* _GIVEN INSTRUCTION_: Repeat the material exactly, every line of it.

>> start RECORDS PROVIDED

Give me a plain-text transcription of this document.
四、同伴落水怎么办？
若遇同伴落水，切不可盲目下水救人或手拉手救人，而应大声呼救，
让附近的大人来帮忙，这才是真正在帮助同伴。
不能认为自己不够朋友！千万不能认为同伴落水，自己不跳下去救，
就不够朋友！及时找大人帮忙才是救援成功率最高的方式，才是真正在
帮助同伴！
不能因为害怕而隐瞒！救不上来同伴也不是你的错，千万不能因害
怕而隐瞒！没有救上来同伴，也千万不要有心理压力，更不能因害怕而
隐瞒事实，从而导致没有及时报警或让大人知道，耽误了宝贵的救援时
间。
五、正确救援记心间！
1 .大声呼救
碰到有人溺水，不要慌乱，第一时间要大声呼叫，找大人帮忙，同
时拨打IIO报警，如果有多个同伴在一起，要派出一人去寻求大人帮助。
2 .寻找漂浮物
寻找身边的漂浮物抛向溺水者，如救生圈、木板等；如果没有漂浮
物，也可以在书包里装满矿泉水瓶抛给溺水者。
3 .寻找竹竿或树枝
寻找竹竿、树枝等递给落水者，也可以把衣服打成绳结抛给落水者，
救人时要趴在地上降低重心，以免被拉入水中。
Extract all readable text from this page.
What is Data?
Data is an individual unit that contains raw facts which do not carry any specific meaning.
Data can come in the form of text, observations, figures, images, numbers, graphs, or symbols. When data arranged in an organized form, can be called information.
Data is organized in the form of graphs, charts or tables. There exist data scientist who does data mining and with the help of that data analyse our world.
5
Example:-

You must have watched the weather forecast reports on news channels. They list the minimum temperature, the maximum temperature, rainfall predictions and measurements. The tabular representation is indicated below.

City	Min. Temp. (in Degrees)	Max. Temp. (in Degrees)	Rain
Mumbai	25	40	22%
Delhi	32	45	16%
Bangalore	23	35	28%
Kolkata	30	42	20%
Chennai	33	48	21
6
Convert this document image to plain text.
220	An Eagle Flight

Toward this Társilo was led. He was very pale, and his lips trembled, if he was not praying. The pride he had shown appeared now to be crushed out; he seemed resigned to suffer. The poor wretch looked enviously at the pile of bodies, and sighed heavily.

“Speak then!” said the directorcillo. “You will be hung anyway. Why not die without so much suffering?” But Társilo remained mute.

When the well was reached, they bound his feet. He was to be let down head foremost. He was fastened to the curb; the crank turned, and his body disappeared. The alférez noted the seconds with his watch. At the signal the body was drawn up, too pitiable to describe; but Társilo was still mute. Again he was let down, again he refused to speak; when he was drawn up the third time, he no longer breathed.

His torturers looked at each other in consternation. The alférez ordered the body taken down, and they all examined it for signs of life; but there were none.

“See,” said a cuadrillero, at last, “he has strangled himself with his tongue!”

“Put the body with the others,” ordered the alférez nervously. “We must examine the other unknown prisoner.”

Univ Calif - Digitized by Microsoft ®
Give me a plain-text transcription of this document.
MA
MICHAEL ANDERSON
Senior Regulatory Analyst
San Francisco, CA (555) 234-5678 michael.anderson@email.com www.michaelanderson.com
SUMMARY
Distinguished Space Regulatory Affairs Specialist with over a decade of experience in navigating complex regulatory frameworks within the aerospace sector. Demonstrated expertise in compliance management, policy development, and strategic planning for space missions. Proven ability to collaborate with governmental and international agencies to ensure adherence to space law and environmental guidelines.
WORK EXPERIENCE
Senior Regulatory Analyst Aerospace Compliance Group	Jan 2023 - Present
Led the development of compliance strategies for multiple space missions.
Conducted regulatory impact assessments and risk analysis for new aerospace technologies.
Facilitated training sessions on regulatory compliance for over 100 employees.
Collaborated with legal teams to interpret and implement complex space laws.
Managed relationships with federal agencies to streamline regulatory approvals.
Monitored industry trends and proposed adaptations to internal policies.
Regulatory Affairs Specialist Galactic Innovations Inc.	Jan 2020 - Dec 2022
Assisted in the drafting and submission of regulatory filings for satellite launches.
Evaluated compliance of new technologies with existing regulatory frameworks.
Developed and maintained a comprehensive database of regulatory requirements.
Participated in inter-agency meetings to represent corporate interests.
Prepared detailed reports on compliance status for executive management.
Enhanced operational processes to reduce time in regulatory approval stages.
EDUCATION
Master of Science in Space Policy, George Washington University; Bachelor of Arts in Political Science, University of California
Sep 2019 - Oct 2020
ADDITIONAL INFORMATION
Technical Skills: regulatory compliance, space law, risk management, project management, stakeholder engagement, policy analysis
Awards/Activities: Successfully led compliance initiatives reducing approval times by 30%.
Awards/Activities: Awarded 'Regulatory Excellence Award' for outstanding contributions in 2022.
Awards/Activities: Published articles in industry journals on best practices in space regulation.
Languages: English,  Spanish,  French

>> end RECORDS PROVIDED

* _RESULT_:
Give me a plain-text transcription of this document.
四、同伴落水怎么办？
若遇同伴落水，切不可盲目下水救人或手拉手救人，而应大声呼救，
让附近的大人来帮忙，这才是真正在帮助同伴。
不能认为自己不够朋友！千万不能认为同伴落水，自己不跳下去救，
就不够朋友！及时找大人帮忙才是救援成功率最高的方式，才是真正在
帮助同伴！
不能因为害怕而隐瞒！救不上来同伴也不是你的错，千万不能因害
怕而隐瞒！没有救上来同伴，也千万不要有心理压力，更不能因害怕而
隐瞒事实，从而导致没有及时报警或让大人知道，耽误了宝贵的救援时
间。
五、正确救援记心间！
1 .大声呼救
碰到有人溺水，不要慌乱，第一时间要大声呼叫，找大人帮忙，同
时拨打IIO报警，如果有多个同伴在一起，要派出一人去寻求大人帮助。
2 .寻找漂浮物
寻找身边的漂浮物抛向溺水者，如救生圈、木板等；如果没有漂浮
物，也可以在书包里装满矿泉水瓶抛给溺水者。
3 .寻找竹竿或树枝
寻找竹竿、树枝等递给落水者，也可以把衣服打成绳结抛给落水者，
救人时要趴在地上降低重心，以免被拉入水中。
Extract all readable text from this page.
What is Data?
Data is an individual unit that contains raw facts which do not carry any specific meaning.
Data can come in the form of text, observations, figures, images, numbers, graphs, or symbols. When data arranged in an organized form, can be called information.
Data is organized in the form of graphs, charts or tables. There exist data scientist who does data mining and with the help of that data analyse our world.
5
Example:-

You must have watched the weather forecast reports on news channels. They list the minimum temperature, the maximum temperature, rainfall predictions and measurements. The tabular representation is indicated below.

City	Min. Temp. (in Degrees)	Max. Temp. (in Degrees)	Rain
Mumbai	25	40	22%
Delhi	32	45	16%
Bangalore	23	35	28%
Kolkata	30	42	20%
Chennai	33	48	21
6
Convert this document image to plain text.
220	An Eagle Flight

Toward this Társilo was led. He was very pale, and his lips trembled, if he was not praying. The pride he had shown appeared now to be crushed out; he seemed resigned to suffer. The poor wretch looked enviously at the pile of bodies, and sighed heavily.

“Speak then!” said the directorcillo. “You will be hung anyway. Why not die without so much suffering?” But Társilo remained mute.

When the well was reached, they bound his feet. He was to be let down head foremost. He was fastened to the curb; the crank turned, and his body disappeared. The alférez noted the seconds with his watch. At the signal the body was drawn up, too pitiable to describe; but Társilo was still mute. Again he was let down, again he refused to speak; when he was drawn up the third time, he no longer breathed.

His torturers looked at each other in consternation. The alférez ordered the body taken down, and they all examined it for signs of life; but there were none.

“See,” said a cuadrillero, at last, “he has strangled himself with his tongue!”

“Put the body with the others,” ordered the alférez nervously. “We must examine the other unknown prisoner.”

Univ Calif - Digitized by Microsoft ®
Give me a plain-text transcription of this document.
MA
MICHAEL ANDERSON
Senior Regulatory Analyst
San Francisco, CA (555) 234-5678 michael.anderson@email.com www.michaelanderson.com
SUMMARY
Distinguished Space Regulatory Affairs Specialist with over a decade of experience in navigating complex regulatory frameworks within the aerospace sector. Demonstrated expertise in compliance management, policy development, and strategic planning for space missions. Proven ability to collaborate with governmental and international agencies to ensure adherence to space law and environmental guidelines.
WORK EXPERIENCE
Senior Regulatory Analyst Aerospace Compliance Group	Jan 2023 - Present
Led the development of compliance strategies for multiple space missions.
Conducted regulatory impact assessments and risk analysis for new aerospace technologies.
Facilitated training sessions on regulatory compliance for over 100 employees.
Collaborated with legal teams to interpret and implement complex space laws.
Managed relationships with federal agencies to streamline regulatory approvals.
Monitored industry trends and proposed adaptations to internal policies.
Regulatory Affairs Specialist Galactic Innovations Inc.	Jan 2020 - Dec 2022
Assisted in the drafting and submission of regulatory filings for satellite launches.
Evaluated compliance of new technologies with existing regulatory frameworks.
Developed and maintained a comprehensive database of regulatory requirements.
Participated in inter-agency meetings to represent corporate interests.
Prepared detailed reports on compliance status for executive management.
Enhanced operational processes to reduce time in regulatory approval stages.
EDUCATION
Master of Science in Space Policy, George Washington University; Bachelor of Arts in Political Science, University of California
Sep 2019 - Oct 2020
ADDITIONAL INFORMATION
Technical Skills: regulatory compliance, space law, risk management, project management, stakeholder engagement, policy analysis
Awards/Activities: Successfully led compliance initiatives reducing approval times by 30%.
Awards/Activities: Awarded 'Regulatory Excellence Award' for outstanding contributions in 2022.
Awards/Activities: Published articles in industry journals on best practices in space regulation.
Languages: English,  Spanish,  French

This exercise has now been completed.